Find every line with the word "Clothing" and report how many there are, without any other text.

▶ _Data section_
** start **

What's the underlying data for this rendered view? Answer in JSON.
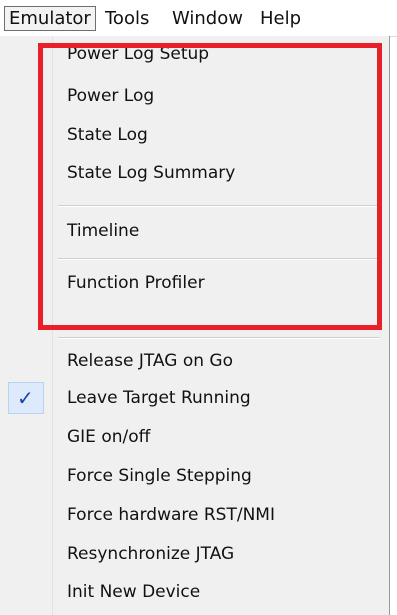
{
  "menubar": {
    "items": [
      "Emulator",
      "Tools",
      "Window",
      "Help"
    ]
  },
  "menu": {
    "items": [
      "Power Log Setup",
      "Power Log",
      "State Log",
      "State Log Summary",
      "Timeline",
      "Function Profiler",
      "Release JTAG on Go",
      "Leave Target Running",
      "GIE on/off",
      "Force Single Stepping",
      "Force hardware RST/NMI",
      "Resynchronize JTAG",
      "Init New Device"
    ],
    "checked_item": "Leave Target Running",
    "check_glyph": "✓"
  },
  "colors": {
    "highlight": "#e8202a",
    "check": "#1a43a8"
  }
}
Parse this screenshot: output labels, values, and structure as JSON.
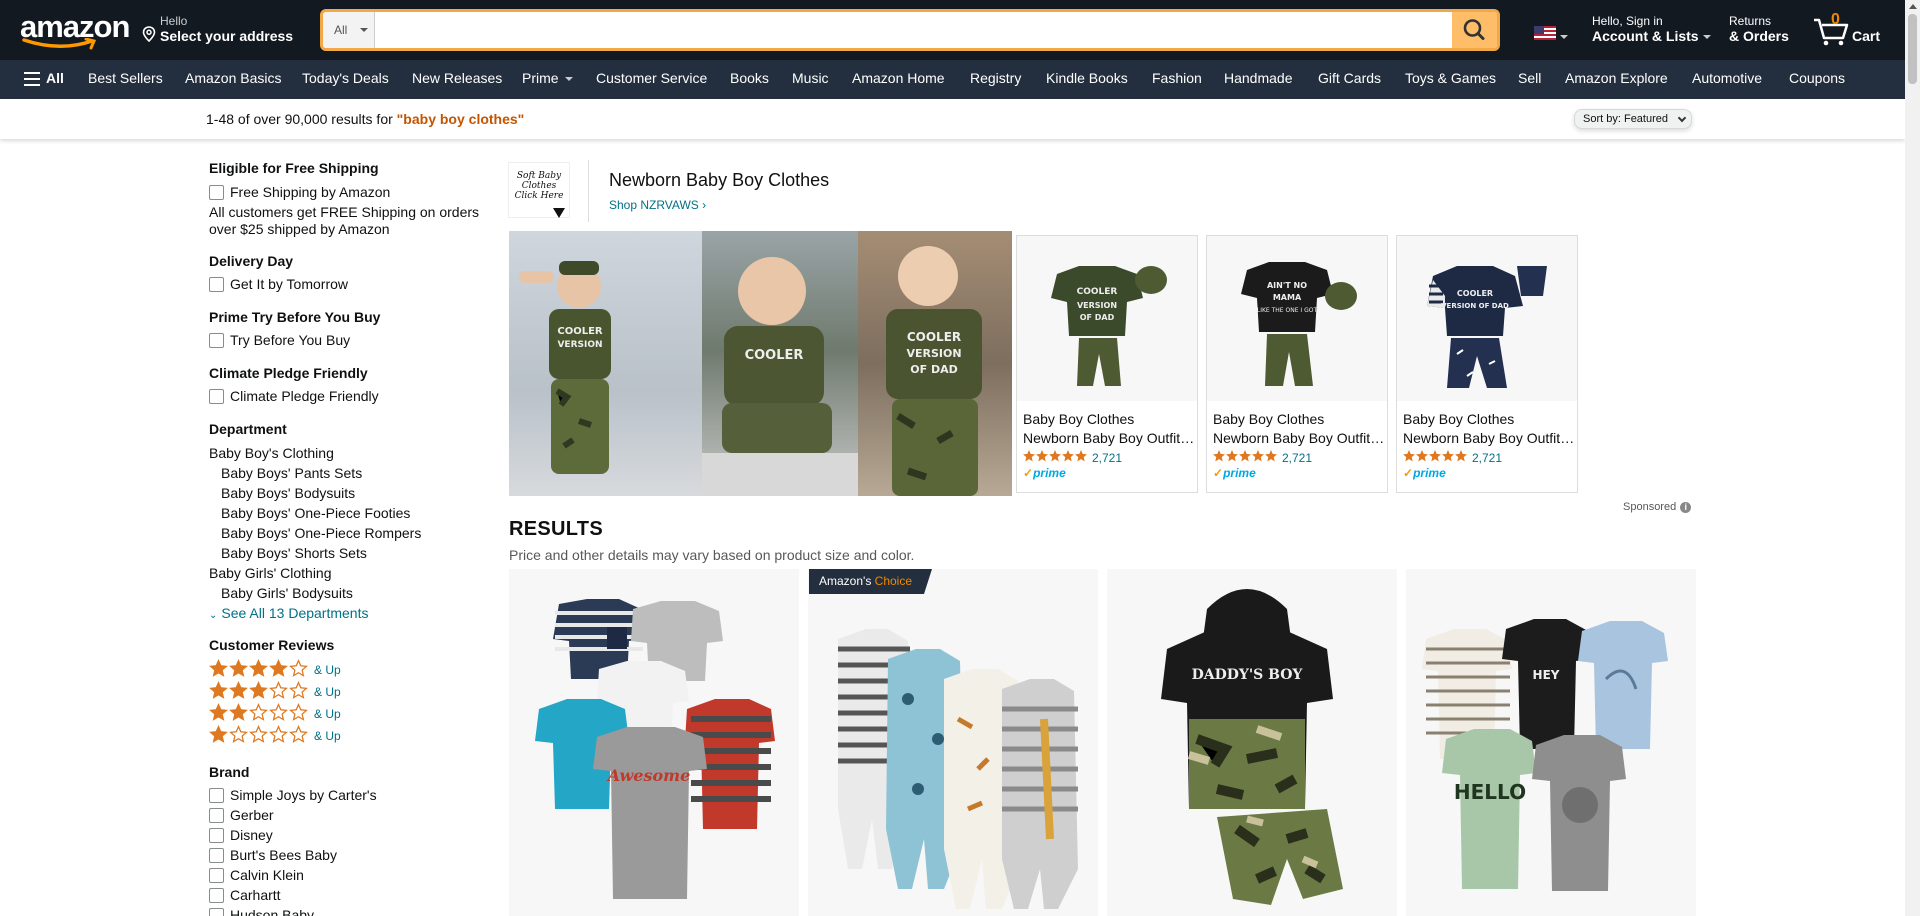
{
  "header": {
    "logo_text": "amazon",
    "deliver_line1": "Hello",
    "deliver_line2": "Select your address",
    "search_category": "All",
    "search_placeholder": "",
    "account_line1": "Hello, Sign in",
    "account_line2": "Account & Lists",
    "orders_line1": "Returns",
    "orders_line2": "& Orders",
    "cart_count": "0",
    "cart_label": "Cart"
  },
  "nav": {
    "all_label": "All",
    "items": [
      "Best Sellers",
      "Amazon Basics",
      "Today's Deals",
      "New Releases",
      "Prime",
      "Customer Service",
      "Books",
      "Music",
      "Amazon Home",
      "Registry",
      "Kindle Books",
      "Fashion",
      "Handmade",
      "Gift Cards",
      "Toys & Games",
      "Sell",
      "Amazon Explore",
      "Automotive",
      "Coupons"
    ]
  },
  "results_bar": {
    "count_text": "1-48 of over 90,000 results for ",
    "query": "\"baby boy clothes\"",
    "sort_label": "Sort by: ",
    "sort_value": "Featured"
  },
  "sidebar": {
    "free_shipping_title": "Eligible for Free Shipping",
    "free_shipping_option": "Free Shipping by Amazon",
    "free_shipping_note": "All customers get FREE Shipping on orders over $25 shipped by Amazon",
    "delivery_title": "Delivery Day",
    "delivery_option": "Get It by Tomorrow",
    "try_title": "Prime Try Before You Buy",
    "try_option": "Try Before You Buy",
    "climate_title": "Climate Pledge Friendly",
    "climate_option": "Climate Pledge Friendly",
    "department_title": "Department",
    "departments": [
      {
        "label": "Baby Boy's Clothing",
        "sub": false
      },
      {
        "label": "Baby Boys' Pants Sets",
        "sub": true
      },
      {
        "label": "Baby Boys' Bodysuits",
        "sub": true
      },
      {
        "label": "Baby Boys' One-Piece Footies",
        "sub": true
      },
      {
        "label": "Baby Boys' One-Piece Rompers",
        "sub": true
      },
      {
        "label": "Baby Boys' Shorts Sets",
        "sub": true
      },
      {
        "label": "Baby Girls' Clothing",
        "sub": false
      },
      {
        "label": "Baby Girls' Bodysuits",
        "sub": true
      }
    ],
    "see_all": "See All 13 Departments",
    "reviews_title": "Customer Reviews",
    "reviews": [
      {
        "stars": 4,
        "label": "& Up"
      },
      {
        "stars": 3,
        "label": "& Up"
      },
      {
        "stars": 2,
        "label": "& Up"
      },
      {
        "stars": 1,
        "label": "& Up"
      }
    ],
    "brand_title": "Brand",
    "brands": [
      "Simple Joys by Carter's",
      "Gerber",
      "Disney",
      "Burt's Bees Baby",
      "Calvin Klein",
      "Carhartt",
      "Hudson Baby"
    ]
  },
  "sponsored_brand": {
    "logo_text": "Soft Baby Clothes Click Here",
    "title": "Newborn Baby Boy Clothes",
    "shop_link": "Shop NZRVAWS",
    "cards": [
      {
        "title_line1": "Baby Boy Clothes",
        "title_line2": "Newborn Baby Boy Outfit Inf...",
        "rating_count": "2,721",
        "prime": "prime",
        "shirt_color": "#3c4a2c",
        "print": "COOLER VERSION OF DAD"
      },
      {
        "title_line1": "Baby Boy Clothes",
        "title_line2": "Newborn Baby Boy Outfit Inf...",
        "rating_count": "2,721",
        "prime": "prime",
        "shirt_color": "#1b1b1b",
        "print": "AIN'T NO MAMA LIKE THE ONE I GOT"
      },
      {
        "title_line1": "Baby Boy Clothes",
        "title_line2": "Newborn Baby Boy Outfit Inf...",
        "rating_count": "2,721",
        "prime": "prime",
        "shirt_color": "#1e2a44",
        "print": "COOLER VERSION OF DAD"
      }
    ],
    "sponsored_label": "Sponsored"
  },
  "results": {
    "title": "RESULTS",
    "subtitle": "Price and other details may vary based on product size and color.",
    "badge_prefix": "Amazon's",
    "badge_suffix": "Choice",
    "tile_prints": [
      "Awesome",
      "DADDY'S BOY",
      "HELLO",
      "HEY"
    ]
  },
  "colors": {
    "header_bg": "#131921",
    "nav_bg": "#232f3e",
    "accent": "#febd69",
    "query": "#c45500",
    "link": "#007185",
    "star": "#de7921"
  }
}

** end **

▶ _The solution_
2